**Direction:**
Exact reproduction of the data is required, with images excluded.

**Data provided:**
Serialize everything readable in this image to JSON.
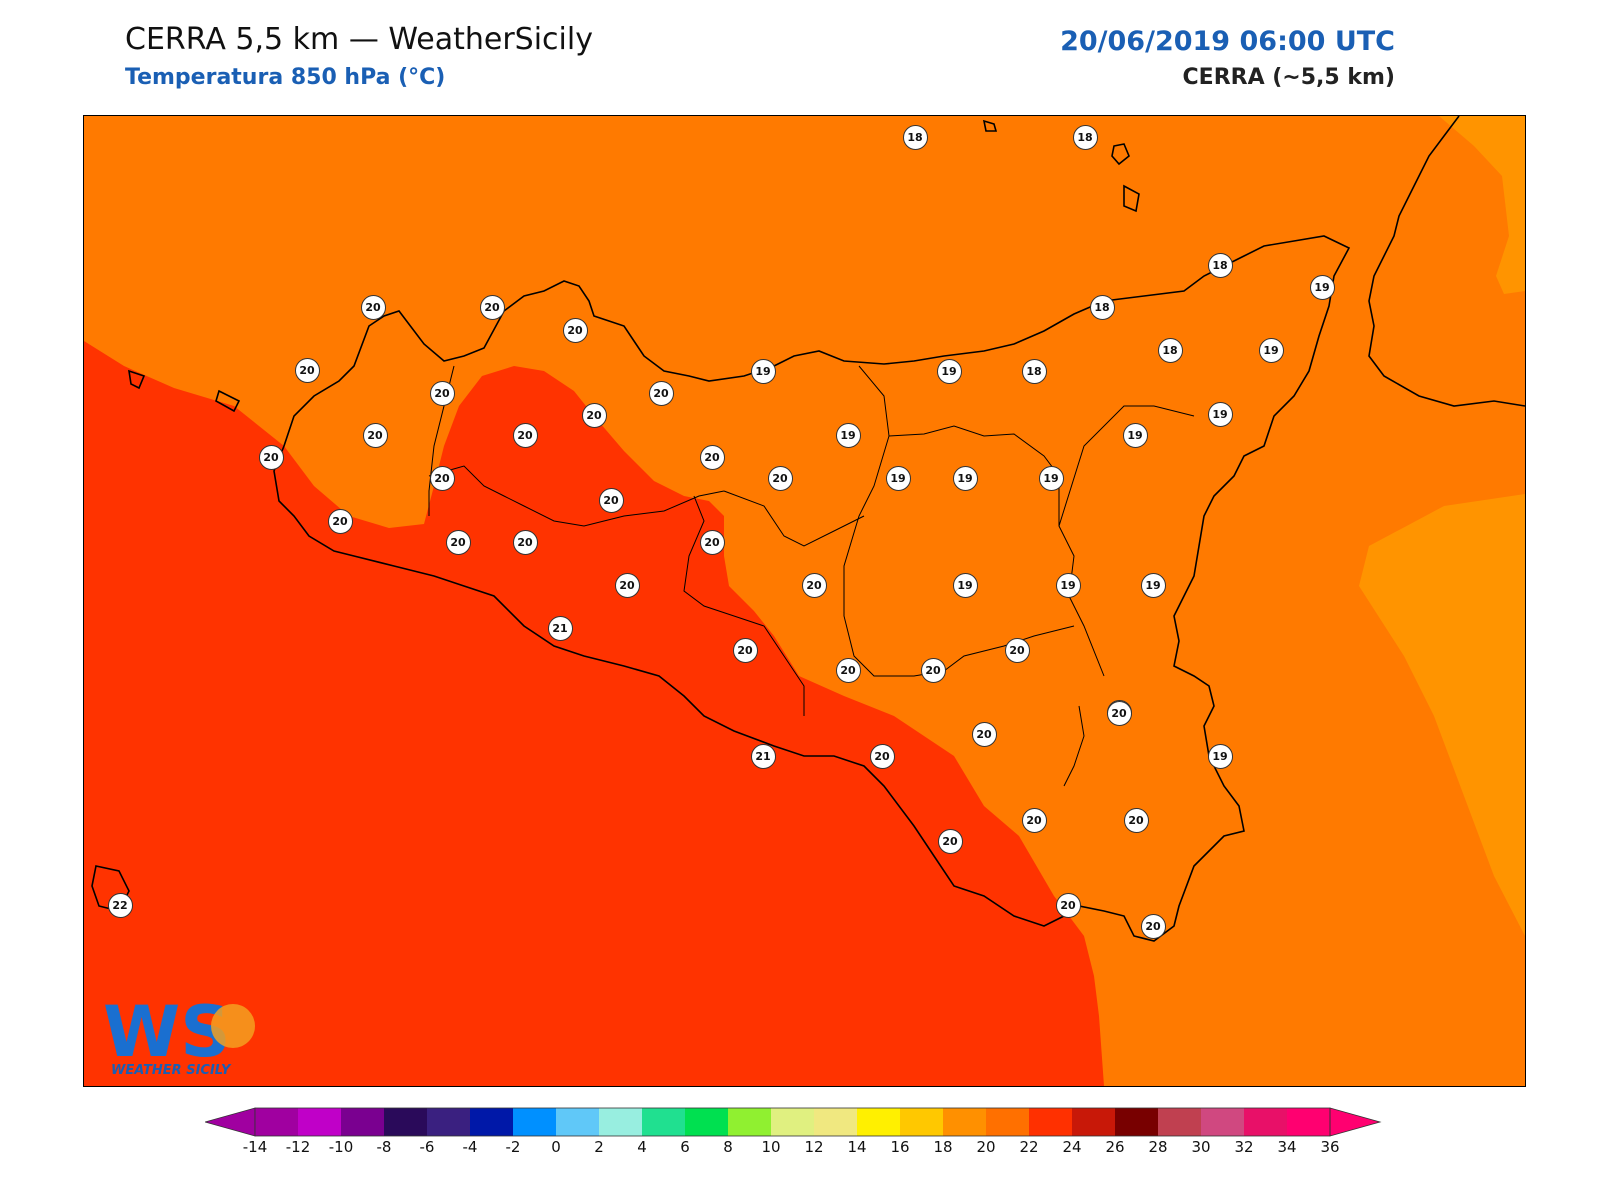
{
  "header": {
    "title": "CERRA 5,5 km — WeatherSicily",
    "subtitle": "Temperatura 850 hPa (°C)",
    "datetime": "20/06/2019 06:00 UTC",
    "model": "CERRA (~5,5 km)"
  },
  "logo": {
    "text": "WEATHER SICILY",
    "letters": "WS"
  },
  "colorbar": {
    "min": -14,
    "max": 36,
    "step": 2,
    "ticks": [
      "-14",
      "-12",
      "-10",
      "-8",
      "-6",
      "-4",
      "-2",
      "0",
      "2",
      "4",
      "6",
      "8",
      "10",
      "12",
      "14",
      "16",
      "18",
      "20",
      "22",
      "24",
      "26",
      "28",
      "30",
      "32",
      "34",
      "36"
    ],
    "colors": [
      "#a000a0",
      "#c000c8",
      "#7a0090",
      "#2a0a5a",
      "#3a2080",
      "#0018a8",
      "#0090ff",
      "#60c8f8",
      "#98eee0",
      "#20e090",
      "#00e050",
      "#90f030",
      "#e0f080",
      "#f0e880",
      "#fff000",
      "#ffc800",
      "#ff9000",
      "#ff7000",
      "#ff3000",
      "#c81808",
      "#780000",
      "#c04050",
      "#d04880",
      "#e81068",
      "#ff0070"
    ],
    "under_color": "#a000a0",
    "over_color": "#ff0070"
  },
  "field_colors": {
    "t18_20": "#ff7a00",
    "t20_22": "#ff3300",
    "t16_18": "#ff9400"
  },
  "stations": [
    {
      "v": "18"
    },
    {
      "v": "18"
    },
    {
      "v": "18"
    },
    {
      "v": "19"
    },
    {
      "v": "18"
    },
    {
      "v": "18"
    },
    {
      "v": "19"
    },
    {
      "v": "20"
    },
    {
      "v": "20"
    },
    {
      "v": "20"
    },
    {
      "v": "20"
    },
    {
      "v": "20"
    },
    {
      "v": "20"
    },
    {
      "v": "19"
    },
    {
      "v": "19"
    },
    {
      "v": "18"
    },
    {
      "v": "20"
    },
    {
      "v": "20"
    },
    {
      "v": "20"
    },
    {
      "v": "19"
    },
    {
      "v": "19"
    },
    {
      "v": "20"
    },
    {
      "v": "20"
    },
    {
      "v": "20"
    },
    {
      "v": "19"
    },
    {
      "v": "19"
    },
    {
      "v": "19"
    },
    {
      "v": "19"
    },
    {
      "v": "20"
    },
    {
      "v": "20"
    },
    {
      "v": "20"
    },
    {
      "v": "20"
    },
    {
      "v": "20"
    },
    {
      "v": "20"
    },
    {
      "v": "20"
    },
    {
      "v": "20"
    },
    {
      "v": "19"
    },
    {
      "v": "19"
    },
    {
      "v": "19"
    },
    {
      "v": "21"
    },
    {
      "v": "20"
    },
    {
      "v": "20"
    },
    {
      "v": "20"
    },
    {
      "v": "20"
    },
    {
      "v": "20"
    },
    {
      "v": "20"
    },
    {
      "v": "19"
    },
    {
      "v": "21"
    },
    {
      "v": "20"
    },
    {
      "v": "20"
    },
    {
      "v": "20"
    },
    {
      "v": "20"
    },
    {
      "v": "20"
    },
    {
      "v": "20"
    },
    {
      "v": "20"
    },
    {
      "v": "22"
    }
  ]
}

**Written reply:**
Serialize everything readable in this image to JSON.
{
  "header": {
    "title": "CERRA 5,5 km — WeatherSicily",
    "subtitle": "Temperatura 850 hPa (°C)",
    "datetime": "20/06/2019 06:00 UTC",
    "model": "CERRA (~5,5 km)"
  },
  "logo": {
    "text": "WEATHER SICILY",
    "letters": "WS"
  },
  "colorbar": {
    "min": -14,
    "max": 36,
    "step": 2,
    "ticks": [
      "-14",
      "-12",
      "-10",
      "-8",
      "-6",
      "-4",
      "-2",
      "0",
      "2",
      "4",
      "6",
      "8",
      "10",
      "12",
      "14",
      "16",
      "18",
      "20",
      "22",
      "24",
      "26",
      "28",
      "30",
      "32",
      "34",
      "36"
    ],
    "colors": [
      "#a000a0",
      "#c000c8",
      "#7a0090",
      "#2a0a5a",
      "#3a2080",
      "#0018a8",
      "#0090ff",
      "#60c8f8",
      "#98eee0",
      "#20e090",
      "#00e050",
      "#90f030",
      "#e0f080",
      "#f0e880",
      "#fff000",
      "#ffc800",
      "#ff9000",
      "#ff7000",
      "#ff3000",
      "#c81808",
      "#780000",
      "#c04050",
      "#d04880",
      "#e81068",
      "#ff0070"
    ],
    "under_color": "#a000a0",
    "over_color": "#ff0070"
  },
  "field_colors": {
    "t18_20": "#ff7a00",
    "t20_22": "#ff3300",
    "t16_18": "#ff9400"
  },
  "stations": [
    {
      "v": "18"
    },
    {
      "v": "18"
    },
    {
      "v": "18"
    },
    {
      "v": "19"
    },
    {
      "v": "18"
    },
    {
      "v": "18"
    },
    {
      "v": "19"
    },
    {
      "v": "20"
    },
    {
      "v": "20"
    },
    {
      "v": "20"
    },
    {
      "v": "20"
    },
    {
      "v": "20"
    },
    {
      "v": "20"
    },
    {
      "v": "19"
    },
    {
      "v": "19"
    },
    {
      "v": "18"
    },
    {
      "v": "20"
    },
    {
      "v": "20"
    },
    {
      "v": "20"
    },
    {
      "v": "19"
    },
    {
      "v": "19"
    },
    {
      "v": "20"
    },
    {
      "v": "20"
    },
    {
      "v": "20"
    },
    {
      "v": "19"
    },
    {
      "v": "19"
    },
    {
      "v": "19"
    },
    {
      "v": "19"
    },
    {
      "v": "20"
    },
    {
      "v": "20"
    },
    {
      "v": "20"
    },
    {
      "v": "20"
    },
    {
      "v": "20"
    },
    {
      "v": "20"
    },
    {
      "v": "20"
    },
    {
      "v": "20"
    },
    {
      "v": "19"
    },
    {
      "v": "19"
    },
    {
      "v": "19"
    },
    {
      "v": "21"
    },
    {
      "v": "20"
    },
    {
      "v": "20"
    },
    {
      "v": "20"
    },
    {
      "v": "20"
    },
    {
      "v": "20"
    },
    {
      "v": "20"
    },
    {
      "v": "19"
    },
    {
      "v": "21"
    },
    {
      "v": "20"
    },
    {
      "v": "20"
    },
    {
      "v": "20"
    },
    {
      "v": "20"
    },
    {
      "v": "20"
    },
    {
      "v": "20"
    },
    {
      "v": "20"
    },
    {
      "v": "22"
    }
  ]
}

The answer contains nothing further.